Directions =
Scan the data below and pick out the lines containing the word "following".

------------------------------------

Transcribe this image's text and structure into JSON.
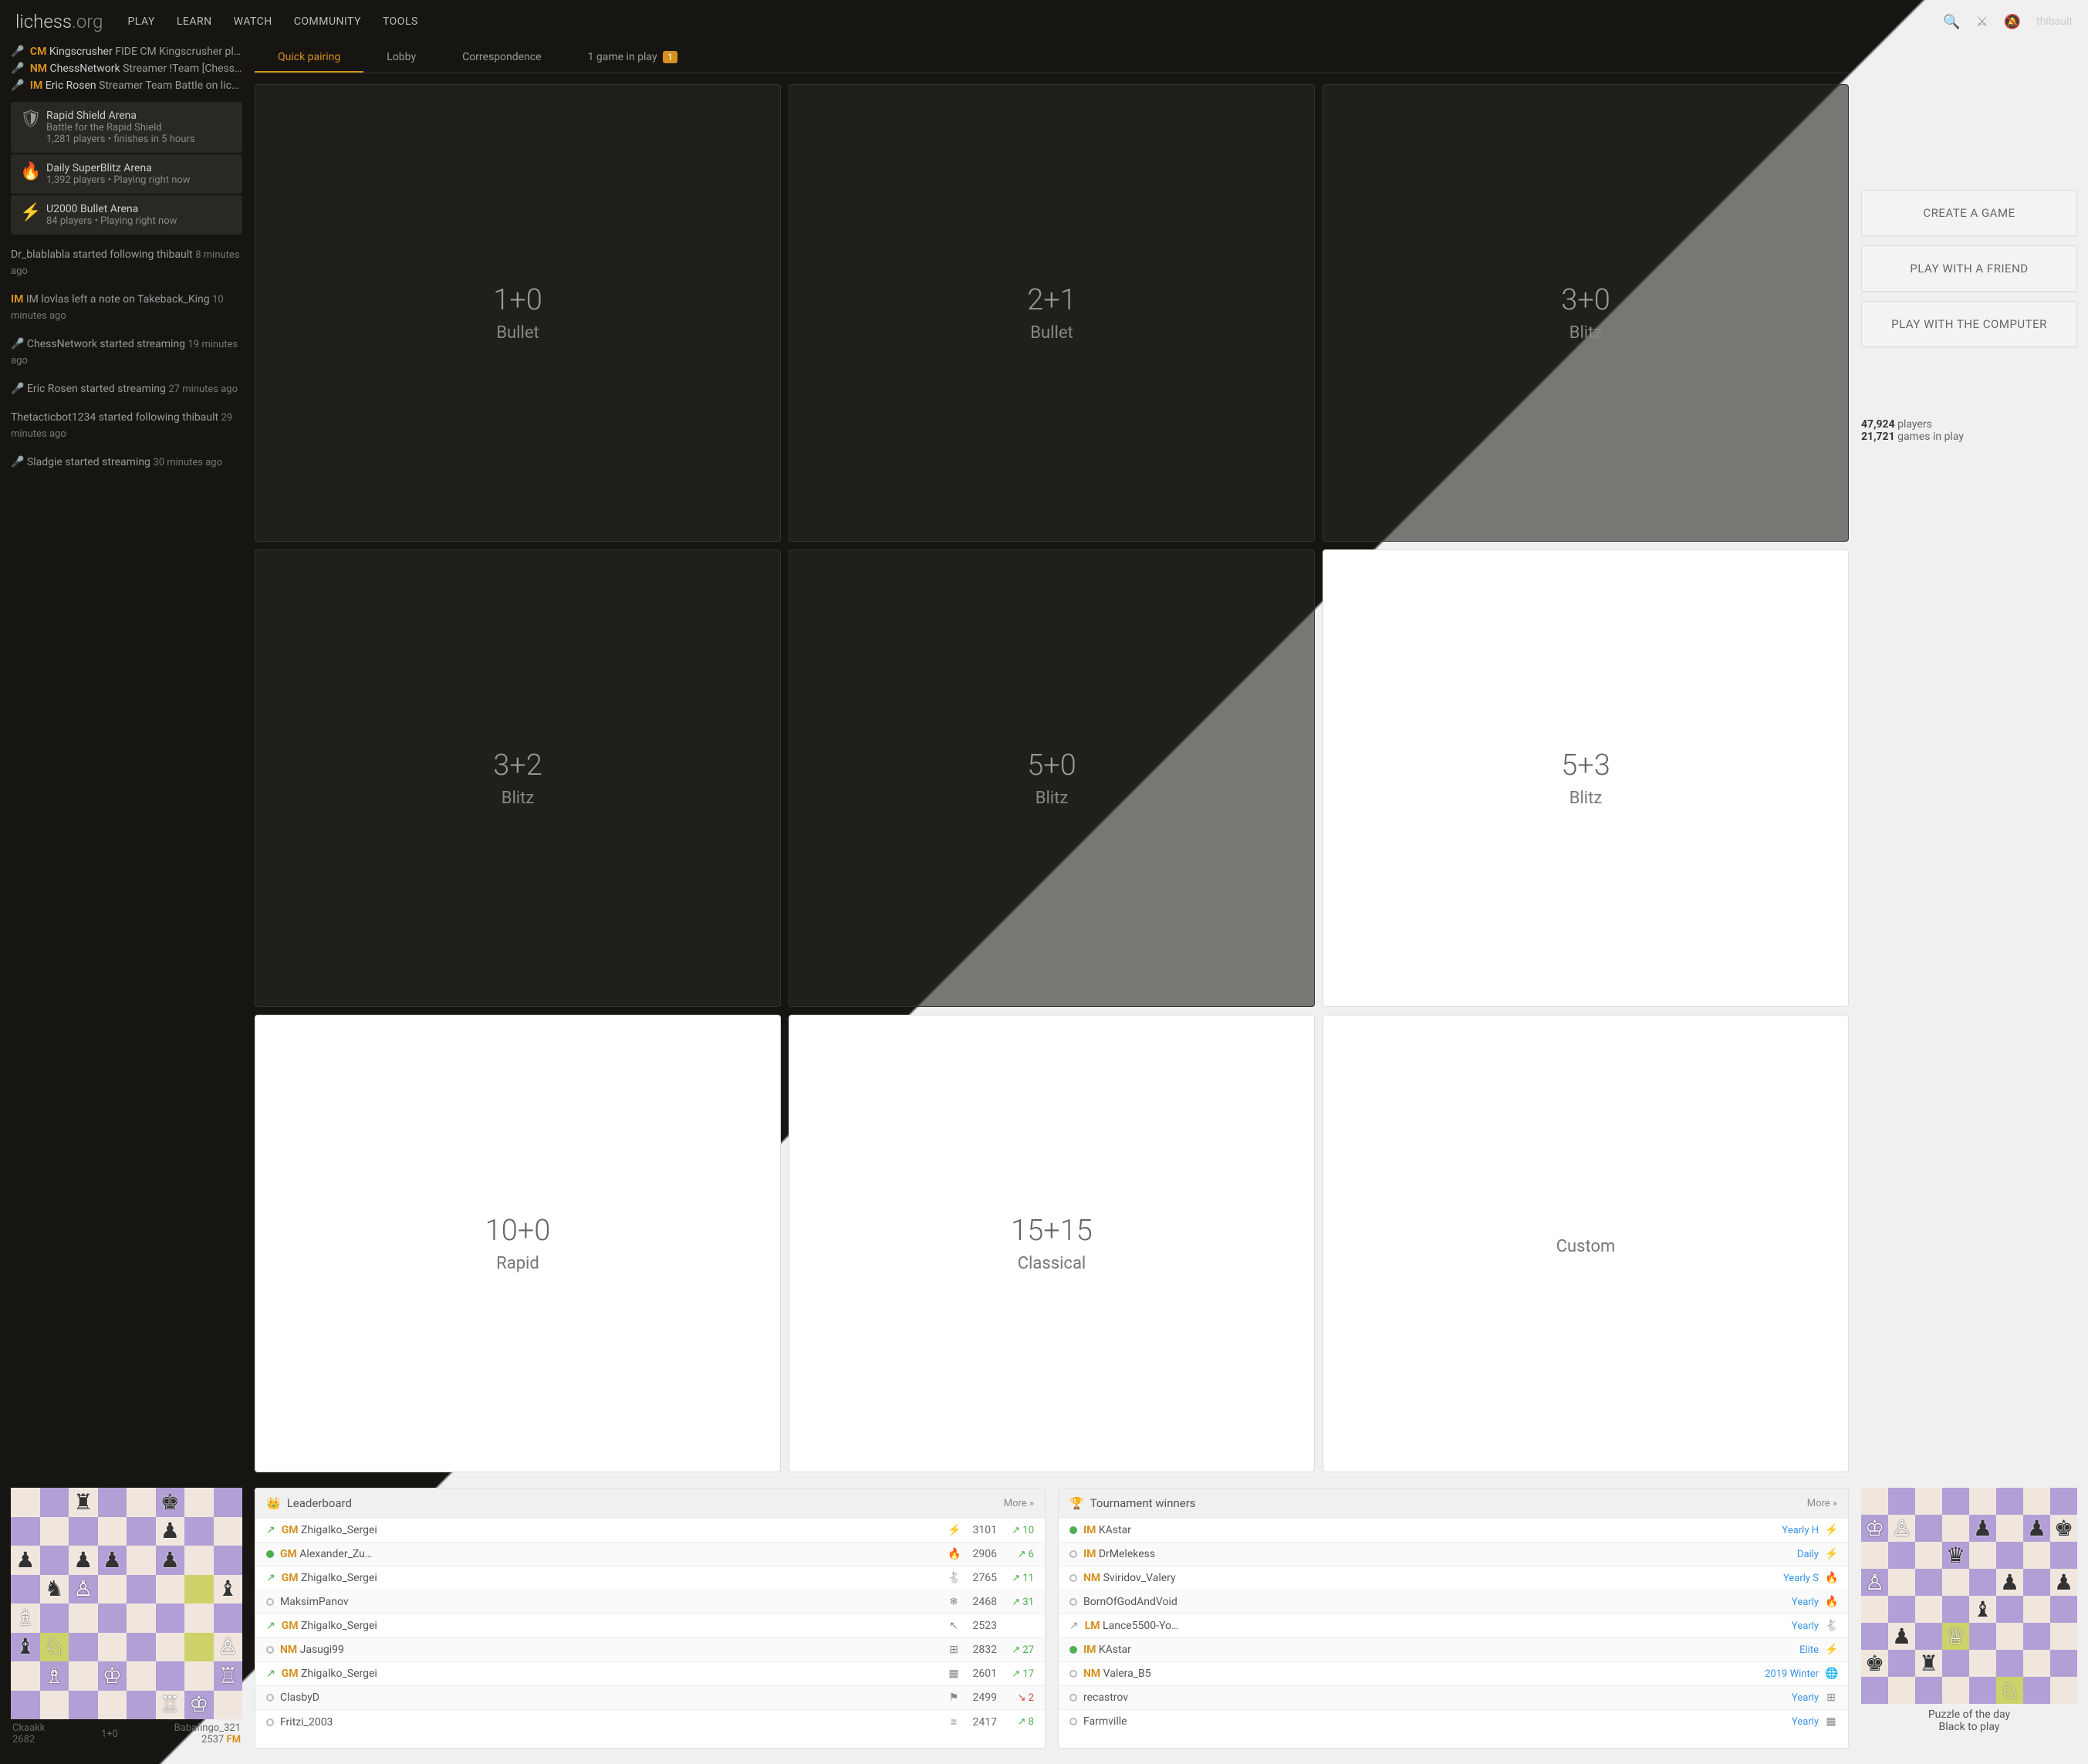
{
  "site": {
    "name": "lichess",
    "tld": ".org"
  },
  "nav": {
    "play": "PLAY",
    "learn": "LEARN",
    "watch": "WATCH",
    "community": "COMMUNITY",
    "tools": "TOOLS"
  },
  "user": {
    "name": "thibault"
  },
  "tabs": {
    "quick": "Quick pairing",
    "lobby": "Lobby",
    "corr": "Correspondence",
    "inplay_prefix": "1 game in play",
    "inplay_badge": "1"
  },
  "pairing": [
    {
      "time": "1+0",
      "label": "Bullet"
    },
    {
      "time": "2+1",
      "label": "Bullet"
    },
    {
      "time": "3+0",
      "label": "Blitz"
    },
    {
      "time": "3+2",
      "label": "Blitz"
    },
    {
      "time": "5+0",
      "label": "Blitz"
    },
    {
      "time": "5+3",
      "label": "Blitz"
    },
    {
      "time": "10+0",
      "label": "Rapid"
    },
    {
      "time": "15+15",
      "label": "Classical"
    },
    {
      "time": "",
      "label": "Custom"
    }
  ],
  "buttons": {
    "create": "CREATE A GAME",
    "friend": "PLAY WITH A FRIEND",
    "computer": "PLAY WITH THE COMPUTER"
  },
  "stats": {
    "players_n": "47,924",
    "players_label": " players",
    "games_n": "21,721",
    "games_label": " games in play"
  },
  "streamers": [
    {
      "title": "CM",
      "name": "Kingscrusher",
      "suffix": " FIDE CM Kingscrusher pla…"
    },
    {
      "title": "NM",
      "name": "ChessNetwork",
      "suffix": " Streamer !Team [Chess…"
    },
    {
      "title": "IM",
      "name": "Eric Rosen",
      "suffix": " Streamer Team Battle on liche…"
    }
  ],
  "arenas": [
    {
      "icon": "🛡",
      "name": "Rapid Shield Arena",
      "sub1": "Battle for the Rapid Shield",
      "sub2": "1,281 players • finishes  in 5 hours"
    },
    {
      "icon": "🔥",
      "name": "Daily SuperBlitz Arena",
      "sub1": "1,392 players • Playing right now",
      "sub2": ""
    },
    {
      "icon": "⚡",
      "name": "U2000 Bullet Arena",
      "sub1": "84 players • Playing right now",
      "sub2": ""
    }
  ],
  "feed": [
    {
      "html": "Dr_blablabla started following thibault",
      "time": "8 minutes ago"
    },
    {
      "html": "IM lovlas left a note on Takeback_King",
      "time": "10 minutes ago",
      "title": "IM"
    },
    {
      "html": "🎤 ChessNetwork started streaming",
      "time": "19 minutes ago"
    },
    {
      "html": "🎤 Eric Rosen started streaming",
      "time": "27 minutes ago"
    },
    {
      "html": "Thetacticbot1234 started following thibault",
      "time": "29 minutes ago"
    },
    {
      "html": "🎤 Sladgie started streaming",
      "time": "30 minutes ago"
    }
  ],
  "leaderboard": {
    "title": "Leaderboard",
    "more": "More »",
    "rows": [
      {
        "status": "away",
        "title": "GM",
        "name": "Zhigalko_Sergei",
        "icon": "⚡",
        "rating": "3101",
        "delta": "10",
        "dir": "up"
      },
      {
        "status": "online",
        "title": "GM",
        "name": "Alexander_Zu…",
        "icon": "🔥",
        "rating": "2906",
        "delta": "6",
        "dir": "up"
      },
      {
        "status": "away",
        "title": "GM",
        "name": "Zhigalko_Sergei",
        "icon": "🐇",
        "rating": "2765",
        "delta": "11",
        "dir": "up"
      },
      {
        "status": "offline",
        "title": "",
        "name": "MaksimPanov",
        "icon": "❄",
        "rating": "2468",
        "delta": "31",
        "dir": "up"
      },
      {
        "status": "away",
        "title": "GM",
        "name": "Zhigalko_Sergei",
        "icon": "↖",
        "rating": "2523",
        "delta": "",
        "dir": ""
      },
      {
        "status": "offline",
        "title": "NM",
        "name": "Jasugi99",
        "icon": "⊞",
        "rating": "2832",
        "delta": "27",
        "dir": "up"
      },
      {
        "status": "away",
        "title": "GM",
        "name": "Zhigalko_Sergei",
        "icon": "▦",
        "rating": "2601",
        "delta": "17",
        "dir": "up"
      },
      {
        "status": "offline",
        "title": "",
        "name": "ClasbyD",
        "icon": "⚑",
        "rating": "2499",
        "delta": "2",
        "dir": "down"
      },
      {
        "status": "offline",
        "title": "",
        "name": "Fritzi_2003",
        "icon": "≡",
        "rating": "2417",
        "delta": "8",
        "dir": "up"
      }
    ]
  },
  "winners": {
    "title": "Tournament winners",
    "more": "More »",
    "rows": [
      {
        "status": "online",
        "title": "IM",
        "name": "KAstar",
        "tourn": "Yearly H",
        "icon": "⚡"
      },
      {
        "status": "offline",
        "title": "IM",
        "name": "DrMelekess",
        "tourn": "Daily",
        "icon": "⚡"
      },
      {
        "status": "offline",
        "title": "NM",
        "name": "Sviridov_Valery",
        "tourn": "Yearly S",
        "icon": "🔥"
      },
      {
        "status": "offline",
        "title": "",
        "name": "BornOfGodAndVoid",
        "tourn": "Yearly",
        "icon": "🔥"
      },
      {
        "status": "away",
        "title": "LM",
        "name": "Lance5500-Yo…",
        "tourn": "Yearly",
        "icon": "🐇"
      },
      {
        "status": "online",
        "title": "IM",
        "name": "KAstar",
        "tourn": "Elite",
        "icon": "⚡"
      },
      {
        "status": "offline",
        "title": "NM",
        "name": "Valera_B5",
        "tourn": "2019 Winter",
        "icon": "🌐"
      },
      {
        "status": "offline",
        "title": "",
        "name": "recastrov",
        "tourn": "Yearly",
        "icon": "⊞"
      },
      {
        "status": "offline",
        "title": "",
        "name": "Farmville",
        "tourn": "Yearly",
        "icon": "▦"
      }
    ]
  },
  "tv": {
    "white": "Ckaakk",
    "white_rating": "2682",
    "time": "1+0",
    "black": "Babafingo_321",
    "black_rating": "2537",
    "black_title": "FM"
  },
  "puzzle": {
    "line1": "Puzzle of the day",
    "line2": "Black to play"
  }
}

------------------------------------

Exercise output =
      "html": "Dr_blablabla started following thibault",
      "html": "Thetacticbot1234 started following thibault",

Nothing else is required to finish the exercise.